▶ [GIVEN INSTRUCTION]
Output the full material exactly as it appears here.
====== INPUT ROWS
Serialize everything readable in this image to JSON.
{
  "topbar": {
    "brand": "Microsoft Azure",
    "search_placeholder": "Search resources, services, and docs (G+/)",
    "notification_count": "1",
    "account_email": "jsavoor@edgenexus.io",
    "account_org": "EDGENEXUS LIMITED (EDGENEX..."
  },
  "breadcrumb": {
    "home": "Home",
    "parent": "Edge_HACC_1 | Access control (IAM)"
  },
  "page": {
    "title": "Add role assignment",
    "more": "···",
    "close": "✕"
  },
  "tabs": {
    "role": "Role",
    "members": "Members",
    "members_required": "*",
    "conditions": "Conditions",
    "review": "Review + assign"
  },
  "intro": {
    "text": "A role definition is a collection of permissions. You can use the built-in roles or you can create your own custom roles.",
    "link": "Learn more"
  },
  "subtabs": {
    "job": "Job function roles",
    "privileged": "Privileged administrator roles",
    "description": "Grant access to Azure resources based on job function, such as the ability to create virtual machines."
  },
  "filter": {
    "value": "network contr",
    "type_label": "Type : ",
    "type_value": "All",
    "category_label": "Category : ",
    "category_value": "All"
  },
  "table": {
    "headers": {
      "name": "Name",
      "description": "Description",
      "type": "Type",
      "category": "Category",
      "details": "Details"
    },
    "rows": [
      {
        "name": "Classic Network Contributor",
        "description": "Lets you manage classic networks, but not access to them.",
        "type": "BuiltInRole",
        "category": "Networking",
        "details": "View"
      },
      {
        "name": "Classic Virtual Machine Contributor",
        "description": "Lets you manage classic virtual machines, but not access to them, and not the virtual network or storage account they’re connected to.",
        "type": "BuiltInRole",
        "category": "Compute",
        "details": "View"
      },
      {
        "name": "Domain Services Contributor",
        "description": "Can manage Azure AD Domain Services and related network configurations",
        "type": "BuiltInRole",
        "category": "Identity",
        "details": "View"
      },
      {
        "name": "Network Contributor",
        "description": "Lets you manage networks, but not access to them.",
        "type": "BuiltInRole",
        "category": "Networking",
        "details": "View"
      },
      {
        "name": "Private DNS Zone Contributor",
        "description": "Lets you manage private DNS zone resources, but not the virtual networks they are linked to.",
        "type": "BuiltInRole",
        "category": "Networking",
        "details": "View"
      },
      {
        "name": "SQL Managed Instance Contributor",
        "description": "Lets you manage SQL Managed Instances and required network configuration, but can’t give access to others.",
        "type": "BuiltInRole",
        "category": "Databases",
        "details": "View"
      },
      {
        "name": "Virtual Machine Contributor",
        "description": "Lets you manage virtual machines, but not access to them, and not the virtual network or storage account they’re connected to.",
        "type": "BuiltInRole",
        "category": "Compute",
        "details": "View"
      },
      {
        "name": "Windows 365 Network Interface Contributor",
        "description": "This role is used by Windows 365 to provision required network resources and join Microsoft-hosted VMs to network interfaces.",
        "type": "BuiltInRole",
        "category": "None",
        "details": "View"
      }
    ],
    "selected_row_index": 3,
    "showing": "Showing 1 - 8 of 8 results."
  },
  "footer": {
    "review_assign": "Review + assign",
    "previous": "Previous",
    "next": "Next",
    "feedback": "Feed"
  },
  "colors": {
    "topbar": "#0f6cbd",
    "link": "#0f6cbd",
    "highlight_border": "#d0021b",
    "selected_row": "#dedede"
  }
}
============
▶ [EXERCISE RESPONSE]
Serialize everything readable in this image to JSON.
{
  "topbar": {
    "brand": "Microsoft Azure",
    "search_placeholder": "Search resources, services, and docs (G+/)",
    "notification_count": "1",
    "account_email": "jsavoor@edgenexus.io",
    "account_org": "EDGENEXUS LIMITED (EDGENEX..."
  },
  "breadcrumb": {
    "home": "Home",
    "parent": "Edge_HACC_1 | Access control (IAM)"
  },
  "page": {
    "title": "Add role assignment",
    "more": "···",
    "close": "✕"
  },
  "tabs": {
    "role": "Role",
    "members": "Members",
    "members_required": "*",
    "conditions": "Conditions",
    "review": "Review + assign"
  },
  "intro": {
    "text": "A role definition is a collection of permissions. You can use the built-in roles or you can create your own custom roles.",
    "link": "Learn more"
  },
  "subtabs": {
    "job": "Job function roles",
    "privileged": "Privileged administrator roles",
    "description": "Grant access to Azure resources based on job function, such as the ability to create virtual machines."
  },
  "filter": {
    "value": "network contr",
    "type_label": "Type : ",
    "type_value": "All",
    "category_label": "Category : ",
    "category_value": "All"
  },
  "table": {
    "headers": {
      "name": "Name",
      "description": "Description",
      "type": "Type",
      "category": "Category",
      "details": "Details"
    },
    "rows": [
      {
        "name": "Classic Network Contributor",
        "description": "Lets you manage classic networks, but not access to them.",
        "type": "BuiltInRole",
        "category": "Networking",
        "details": "View"
      },
      {
        "name": "Classic Virtual Machine Contributor",
        "description": "Lets you manage classic virtual machines, but not access to them, and not the virtual network or storage account they’re connected to.",
        "type": "BuiltInRole",
        "category": "Compute",
        "details": "View"
      },
      {
        "name": "Domain Services Contributor",
        "description": "Can manage Azure AD Domain Services and related network configurations",
        "type": "BuiltInRole",
        "category": "Identity",
        "details": "View"
      },
      {
        "name": "Network Contributor",
        "description": "Lets you manage networks, but not access to them.",
        "type": "BuiltInRole",
        "category": "Networking",
        "details": "View"
      },
      {
        "name": "Private DNS Zone Contributor",
        "description": "Lets you manage private DNS zone resources, but not the virtual networks they are linked to.",
        "type": "BuiltInRole",
        "category": "Networking",
        "details": "View"
      },
      {
        "name": "SQL Managed Instance Contributor",
        "description": "Lets you manage SQL Managed Instances and required network configuration, but can’t give access to others.",
        "type": "BuiltInRole",
        "category": "Databases",
        "details": "View"
      },
      {
        "name": "Virtual Machine Contributor",
        "description": "Lets you manage virtual machines, but not access to them, and not the virtual network or storage account they’re connected to.",
        "type": "BuiltInRole",
        "category": "Compute",
        "details": "View"
      },
      {
        "name": "Windows 365 Network Interface Contributor",
        "description": "This role is used by Windows 365 to provision required network resources and join Microsoft-hosted VMs to network interfaces.",
        "type": "BuiltInRole",
        "category": "None",
        "details": "View"
      }
    ],
    "selected_row_index": 3,
    "showing": "Showing 1 - 8 of 8 results."
  },
  "footer": {
    "review_assign": "Review + assign",
    "previous": "Previous",
    "next": "Next",
    "feedback": "Feed"
  },
  "colors": {
    "topbar": "#0f6cbd",
    "link": "#0f6cbd",
    "highlight_border": "#d0021b",
    "selected_row": "#dedede"
  }
}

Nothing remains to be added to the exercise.